Instructions to follow:
Across the material below, how many lines contain the word "ChatGPT"? Give only the number.

+++ Extracted material

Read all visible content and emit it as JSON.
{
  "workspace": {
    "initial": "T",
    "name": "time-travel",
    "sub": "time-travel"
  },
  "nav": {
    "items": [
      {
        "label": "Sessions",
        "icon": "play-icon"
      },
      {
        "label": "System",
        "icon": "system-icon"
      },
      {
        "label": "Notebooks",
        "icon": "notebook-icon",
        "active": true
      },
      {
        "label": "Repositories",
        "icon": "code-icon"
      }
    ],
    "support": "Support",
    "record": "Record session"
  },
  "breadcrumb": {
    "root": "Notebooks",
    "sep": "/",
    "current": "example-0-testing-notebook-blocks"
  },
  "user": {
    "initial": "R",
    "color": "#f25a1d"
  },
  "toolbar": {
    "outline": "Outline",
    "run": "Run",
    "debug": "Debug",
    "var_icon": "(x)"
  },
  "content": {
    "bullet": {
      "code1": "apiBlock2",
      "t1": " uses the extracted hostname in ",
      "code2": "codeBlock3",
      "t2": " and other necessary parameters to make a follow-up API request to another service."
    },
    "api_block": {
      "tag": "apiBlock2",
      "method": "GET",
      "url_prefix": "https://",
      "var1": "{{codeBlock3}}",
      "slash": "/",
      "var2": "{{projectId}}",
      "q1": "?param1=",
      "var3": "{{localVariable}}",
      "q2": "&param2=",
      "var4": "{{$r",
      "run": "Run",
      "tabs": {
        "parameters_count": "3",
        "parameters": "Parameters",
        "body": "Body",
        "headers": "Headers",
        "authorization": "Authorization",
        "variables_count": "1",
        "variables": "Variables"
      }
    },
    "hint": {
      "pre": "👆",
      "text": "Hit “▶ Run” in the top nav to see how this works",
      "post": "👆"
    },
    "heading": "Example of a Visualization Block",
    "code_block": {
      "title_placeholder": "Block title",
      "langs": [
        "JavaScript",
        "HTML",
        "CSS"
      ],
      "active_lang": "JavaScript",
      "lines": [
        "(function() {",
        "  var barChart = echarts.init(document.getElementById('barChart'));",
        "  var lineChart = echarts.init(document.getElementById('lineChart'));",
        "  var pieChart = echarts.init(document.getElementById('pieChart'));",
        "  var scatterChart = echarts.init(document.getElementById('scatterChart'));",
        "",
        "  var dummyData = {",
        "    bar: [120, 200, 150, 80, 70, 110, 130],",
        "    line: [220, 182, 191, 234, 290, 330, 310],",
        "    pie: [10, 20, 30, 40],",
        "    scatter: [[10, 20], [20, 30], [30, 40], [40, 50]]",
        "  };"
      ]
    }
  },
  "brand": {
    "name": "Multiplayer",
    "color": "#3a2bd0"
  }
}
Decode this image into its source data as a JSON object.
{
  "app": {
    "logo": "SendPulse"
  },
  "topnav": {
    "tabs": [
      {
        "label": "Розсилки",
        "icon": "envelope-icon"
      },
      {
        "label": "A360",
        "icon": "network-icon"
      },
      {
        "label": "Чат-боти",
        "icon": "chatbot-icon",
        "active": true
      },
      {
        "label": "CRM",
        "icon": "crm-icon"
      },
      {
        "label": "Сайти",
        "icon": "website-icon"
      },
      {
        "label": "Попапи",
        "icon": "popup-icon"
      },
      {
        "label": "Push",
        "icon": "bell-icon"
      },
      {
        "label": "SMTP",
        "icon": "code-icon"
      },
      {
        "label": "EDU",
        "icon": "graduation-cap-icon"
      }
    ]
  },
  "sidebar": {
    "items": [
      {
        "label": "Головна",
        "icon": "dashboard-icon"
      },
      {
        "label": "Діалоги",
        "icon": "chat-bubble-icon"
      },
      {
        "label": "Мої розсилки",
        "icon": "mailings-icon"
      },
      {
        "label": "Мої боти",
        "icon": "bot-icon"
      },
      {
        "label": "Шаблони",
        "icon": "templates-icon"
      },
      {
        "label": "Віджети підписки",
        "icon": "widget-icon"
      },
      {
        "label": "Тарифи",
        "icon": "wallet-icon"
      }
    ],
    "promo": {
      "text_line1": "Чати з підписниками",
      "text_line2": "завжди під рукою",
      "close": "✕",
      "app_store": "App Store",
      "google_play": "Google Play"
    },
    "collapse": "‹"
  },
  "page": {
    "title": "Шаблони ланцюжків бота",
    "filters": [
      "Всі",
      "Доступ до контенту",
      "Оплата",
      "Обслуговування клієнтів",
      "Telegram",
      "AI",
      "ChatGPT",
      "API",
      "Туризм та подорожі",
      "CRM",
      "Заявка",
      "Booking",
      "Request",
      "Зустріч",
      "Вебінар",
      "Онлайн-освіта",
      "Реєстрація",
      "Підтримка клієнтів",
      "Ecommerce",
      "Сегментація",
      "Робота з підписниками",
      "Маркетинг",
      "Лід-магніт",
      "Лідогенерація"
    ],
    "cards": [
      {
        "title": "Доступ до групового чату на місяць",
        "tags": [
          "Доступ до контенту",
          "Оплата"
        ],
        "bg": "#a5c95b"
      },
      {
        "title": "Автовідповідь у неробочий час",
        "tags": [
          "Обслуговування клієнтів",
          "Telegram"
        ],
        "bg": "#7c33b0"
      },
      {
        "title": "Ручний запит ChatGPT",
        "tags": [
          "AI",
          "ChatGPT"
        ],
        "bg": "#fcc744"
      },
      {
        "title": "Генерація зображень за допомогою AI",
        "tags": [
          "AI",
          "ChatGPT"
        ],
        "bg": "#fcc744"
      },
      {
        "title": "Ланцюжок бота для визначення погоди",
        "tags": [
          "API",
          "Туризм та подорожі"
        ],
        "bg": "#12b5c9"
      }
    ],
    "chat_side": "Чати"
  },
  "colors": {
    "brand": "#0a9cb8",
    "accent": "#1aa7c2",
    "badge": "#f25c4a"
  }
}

++++++

Output:
4